• [Direction]: Copy the full set of lines exactly as given.

___ Supplied records

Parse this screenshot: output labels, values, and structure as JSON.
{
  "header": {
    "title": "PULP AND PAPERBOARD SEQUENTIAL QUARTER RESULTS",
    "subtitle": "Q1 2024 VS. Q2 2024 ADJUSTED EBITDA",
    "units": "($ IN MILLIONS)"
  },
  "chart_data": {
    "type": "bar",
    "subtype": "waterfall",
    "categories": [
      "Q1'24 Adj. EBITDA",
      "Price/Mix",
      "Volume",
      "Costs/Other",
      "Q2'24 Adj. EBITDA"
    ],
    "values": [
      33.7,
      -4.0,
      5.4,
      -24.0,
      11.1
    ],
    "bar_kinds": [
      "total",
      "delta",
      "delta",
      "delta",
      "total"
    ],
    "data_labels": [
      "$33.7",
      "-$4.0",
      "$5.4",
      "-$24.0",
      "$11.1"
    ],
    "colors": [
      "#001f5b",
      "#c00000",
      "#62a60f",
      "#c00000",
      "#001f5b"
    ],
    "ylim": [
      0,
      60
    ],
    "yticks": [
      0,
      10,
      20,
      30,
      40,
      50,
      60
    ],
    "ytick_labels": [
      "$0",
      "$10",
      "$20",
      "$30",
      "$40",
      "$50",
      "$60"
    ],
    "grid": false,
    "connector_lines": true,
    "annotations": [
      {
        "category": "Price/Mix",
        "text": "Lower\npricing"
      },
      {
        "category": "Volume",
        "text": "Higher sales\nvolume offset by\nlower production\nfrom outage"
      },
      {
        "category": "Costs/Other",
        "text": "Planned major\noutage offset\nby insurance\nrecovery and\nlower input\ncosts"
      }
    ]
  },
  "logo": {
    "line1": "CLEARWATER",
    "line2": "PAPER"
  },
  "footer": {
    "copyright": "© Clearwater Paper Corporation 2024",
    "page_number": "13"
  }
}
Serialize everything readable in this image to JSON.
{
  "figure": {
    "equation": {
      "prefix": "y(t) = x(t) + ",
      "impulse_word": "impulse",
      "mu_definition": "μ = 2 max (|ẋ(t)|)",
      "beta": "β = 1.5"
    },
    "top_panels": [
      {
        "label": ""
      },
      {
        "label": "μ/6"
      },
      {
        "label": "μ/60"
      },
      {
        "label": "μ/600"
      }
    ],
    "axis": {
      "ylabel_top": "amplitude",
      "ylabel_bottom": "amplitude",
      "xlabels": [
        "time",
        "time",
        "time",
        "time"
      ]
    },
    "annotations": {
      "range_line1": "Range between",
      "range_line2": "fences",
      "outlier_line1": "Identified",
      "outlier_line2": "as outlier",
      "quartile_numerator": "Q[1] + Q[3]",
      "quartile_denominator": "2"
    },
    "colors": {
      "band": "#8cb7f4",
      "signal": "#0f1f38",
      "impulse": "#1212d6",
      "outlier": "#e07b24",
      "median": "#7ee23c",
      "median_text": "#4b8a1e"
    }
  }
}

______

• [Reply to the task]:
Parse this screenshot: output labels, values, and structure as JSON.
{
  "header": {
    "title": "PULP AND PAPERBOARD SEQUENTIAL QUARTER RESULTS",
    "subtitle": "Q1 2024 VS. Q2 2024 ADJUSTED EBITDA",
    "units": "($ IN MILLIONS)"
  },
  "chart_data": {
    "type": "bar",
    "subtype": "waterfall",
    "categories": [
      "Q1'24 Adj. EBITDA",
      "Price/Mix",
      "Volume",
      "Costs/Other",
      "Q2'24 Adj. EBITDA"
    ],
    "values": [
      33.7,
      -4.0,
      5.4,
      -24.0,
      11.1
    ],
    "bar_kinds": [
      "total",
      "delta",
      "delta",
      "delta",
      "total"
    ],
    "data_labels": [
      "$33.7",
      "-$4.0",
      "$5.4",
      "-$24.0",
      "$11.1"
    ],
    "colors": [
      "#001f5b",
      "#c00000",
      "#62a60f",
      "#c00000",
      "#001f5b"
    ],
    "ylim": [
      0,
      60
    ],
    "yticks": [
      0,
      10,
      20,
      30,
      40,
      50,
      60
    ],
    "ytick_labels": [
      "$0",
      "$10",
      "$20",
      "$30",
      "$40",
      "$50",
      "$60"
    ],
    "grid": false,
    "connector_lines": true,
    "annotations": [
      {
        "category": "Price/Mix",
        "text": "Lower\npricing"
      },
      {
        "category": "Volume",
        "text": "Higher sales\nvolume offset by\nlower production\nfrom outage"
      },
      {
        "category": "Costs/Other",
        "text": "Planned major\noutage offset\nby insurance\nrecovery and\nlower input\ncosts"
      }
    ]
  },
  "logo": {
    "line1": "CLEARWATER",
    "line2": "PAPER"
  },
  "footer": {
    "copyright": "© Clearwater Paper Corporation 2024",
    "page_number": "13"
  }
}
Serialize everything readable in this image to JSON.
{
  "figure": {
    "equation": {
      "prefix": "y(t) = x(t) + ",
      "impulse_word": "impulse",
      "mu_definition": "μ = 2 max (|ẋ(t)|)",
      "beta": "β = 1.5"
    },
    "top_panels": [
      {
        "label": ""
      },
      {
        "label": "μ/6"
      },
      {
        "label": "μ/60"
      },
      {
        "label": "μ/600"
      }
    ],
    "axis": {
      "ylabel_top": "amplitude",
      "ylabel_bottom": "amplitude",
      "xlabels": [
        "time",
        "time",
        "time",
        "time"
      ]
    },
    "annotations": {
      "range_line1": "Range between",
      "range_line2": "fences",
      "outlier_line1": "Identified",
      "outlier_line2": "as outlier",
      "quartile_numerator": "Q[1] + Q[3]",
      "quartile_denominator": "2"
    },
    "colors": {
      "band": "#8cb7f4",
      "signal": "#0f1f38",
      "impulse": "#1212d6",
      "outlier": "#e07b24",
      "median": "#7ee23c",
      "median_text": "#4b8a1e"
    }
  }
}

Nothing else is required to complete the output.